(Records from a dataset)

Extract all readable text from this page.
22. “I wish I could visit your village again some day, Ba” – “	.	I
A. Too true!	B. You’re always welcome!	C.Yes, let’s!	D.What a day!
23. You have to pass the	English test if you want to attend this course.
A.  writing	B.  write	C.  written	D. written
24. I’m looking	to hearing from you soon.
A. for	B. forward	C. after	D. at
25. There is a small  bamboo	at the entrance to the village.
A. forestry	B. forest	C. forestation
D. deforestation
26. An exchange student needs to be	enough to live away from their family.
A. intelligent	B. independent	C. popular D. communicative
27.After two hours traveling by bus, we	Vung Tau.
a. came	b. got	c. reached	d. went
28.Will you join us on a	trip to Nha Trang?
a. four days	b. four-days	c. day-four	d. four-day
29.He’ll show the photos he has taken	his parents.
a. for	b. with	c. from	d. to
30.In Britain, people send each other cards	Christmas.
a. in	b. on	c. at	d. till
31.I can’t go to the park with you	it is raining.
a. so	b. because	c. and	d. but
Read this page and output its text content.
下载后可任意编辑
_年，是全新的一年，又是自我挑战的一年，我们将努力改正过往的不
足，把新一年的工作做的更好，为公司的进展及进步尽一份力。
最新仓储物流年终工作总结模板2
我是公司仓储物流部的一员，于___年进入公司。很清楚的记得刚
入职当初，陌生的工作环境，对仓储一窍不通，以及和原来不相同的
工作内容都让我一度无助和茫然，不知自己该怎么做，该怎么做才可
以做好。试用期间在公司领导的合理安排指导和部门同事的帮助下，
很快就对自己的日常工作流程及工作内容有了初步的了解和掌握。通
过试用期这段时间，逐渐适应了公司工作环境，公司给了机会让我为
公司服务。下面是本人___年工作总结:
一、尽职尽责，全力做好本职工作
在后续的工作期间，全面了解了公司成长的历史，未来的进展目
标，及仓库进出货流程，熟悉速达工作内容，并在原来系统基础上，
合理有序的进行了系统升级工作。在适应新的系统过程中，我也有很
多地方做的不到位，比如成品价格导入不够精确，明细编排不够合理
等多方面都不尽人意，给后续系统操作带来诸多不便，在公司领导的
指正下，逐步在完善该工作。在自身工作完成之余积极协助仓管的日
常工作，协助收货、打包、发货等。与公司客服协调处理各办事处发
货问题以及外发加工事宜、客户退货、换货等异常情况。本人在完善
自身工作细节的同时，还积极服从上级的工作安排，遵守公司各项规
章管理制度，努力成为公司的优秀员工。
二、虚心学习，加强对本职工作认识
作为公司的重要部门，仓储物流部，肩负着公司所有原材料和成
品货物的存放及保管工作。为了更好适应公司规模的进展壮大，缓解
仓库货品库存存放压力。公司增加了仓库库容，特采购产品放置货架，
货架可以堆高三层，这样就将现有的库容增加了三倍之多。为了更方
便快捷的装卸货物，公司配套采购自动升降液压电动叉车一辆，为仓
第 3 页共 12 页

__Your task__
Extract the complete data, matching each line exactly.

__Result__
Extract all readable text from this page.
22. “I wish I could visit your village again some day, Ba” – “	.	I
A. Too true!	B. You’re always welcome!	C.Yes, let’s!	D.What a day!
23. You have to pass the	English test if you want to attend this course.
A.  writing	B.  write	C.  written	D. written
24. I’m looking	to hearing from you soon.
A. for	B. forward	C. after	D. at
25. There is a small  bamboo	at the entrance to the village.
A. forestry	B. forest	C. forestation
D. deforestation
26. An exchange student needs to be	enough to live away from their family.
A. intelligent	B. independent	C. popular D. communicative
27.After two hours traveling by bus, we	Vung Tau.
a. came	b. got	c. reached	d. went
28.Will you join us on a	trip to Nha Trang?
a. four days	b. four-days	c. day-four	d. four-day
29.He’ll show the photos he has taken	his parents.
a. for	b. with	c. from	d. to
30.In Britain, people send each other cards	Christmas.
a. in	b. on	c. at	d. till
31.I can’t go to the park with you	it is raining.
a. so	b. because	c. and	d. but
Read this page and output its text content.
下载后可任意编辑
_年，是全新的一年，又是自我挑战的一年，我们将努力改正过往的不
足，把新一年的工作做的更好，为公司的进展及进步尽一份力。
最新仓储物流年终工作总结模板2
我是公司仓储物流部的一员，于___年进入公司。很清楚的记得刚
入职当初，陌生的工作环境，对仓储一窍不通，以及和原来不相同的
工作内容都让我一度无助和茫然，不知自己该怎么做，该怎么做才可
以做好。试用期间在公司领导的合理安排指导和部门同事的帮助下，
很快就对自己的日常工作流程及工作内容有了初步的了解和掌握。通
过试用期这段时间，逐渐适应了公司工作环境，公司给了机会让我为
公司服务。下面是本人___年工作总结:
一、尽职尽责，全力做好本职工作
在后续的工作期间，全面了解了公司成长的历史，未来的进展目
标，及仓库进出货流程，熟悉速达工作内容，并在原来系统基础上，
合理有序的进行了系统升级工作。在适应新的系统过程中，我也有很
多地方做的不到位，比如成品价格导入不够精确，明细编排不够合理
等多方面都不尽人意，给后续系统操作带来诸多不便，在公司领导的
指正下，逐步在完善该工作。在自身工作完成之余积极协助仓管的日
常工作，协助收货、打包、发货等。与公司客服协调处理各办事处发
货问题以及外发加工事宜、客户退货、换货等异常情况。本人在完善
自身工作细节的同时，还积极服从上级的工作安排，遵守公司各项规
章管理制度，努力成为公司的优秀员工。
二、虚心学习，加强对本职工作认识
作为公司的重要部门，仓储物流部，肩负着公司所有原材料和成
品货物的存放及保管工作。为了更好适应公司规模的进展壮大，缓解
仓库货品库存存放压力。公司增加了仓库库容，特采购产品放置货架，
货架可以堆高三层，这样就将现有的库容增加了三倍之多。为了更方
便快捷的装卸货物，公司配套采购自动升降液压电动叉车一辆，为仓
第 3 页共 12 页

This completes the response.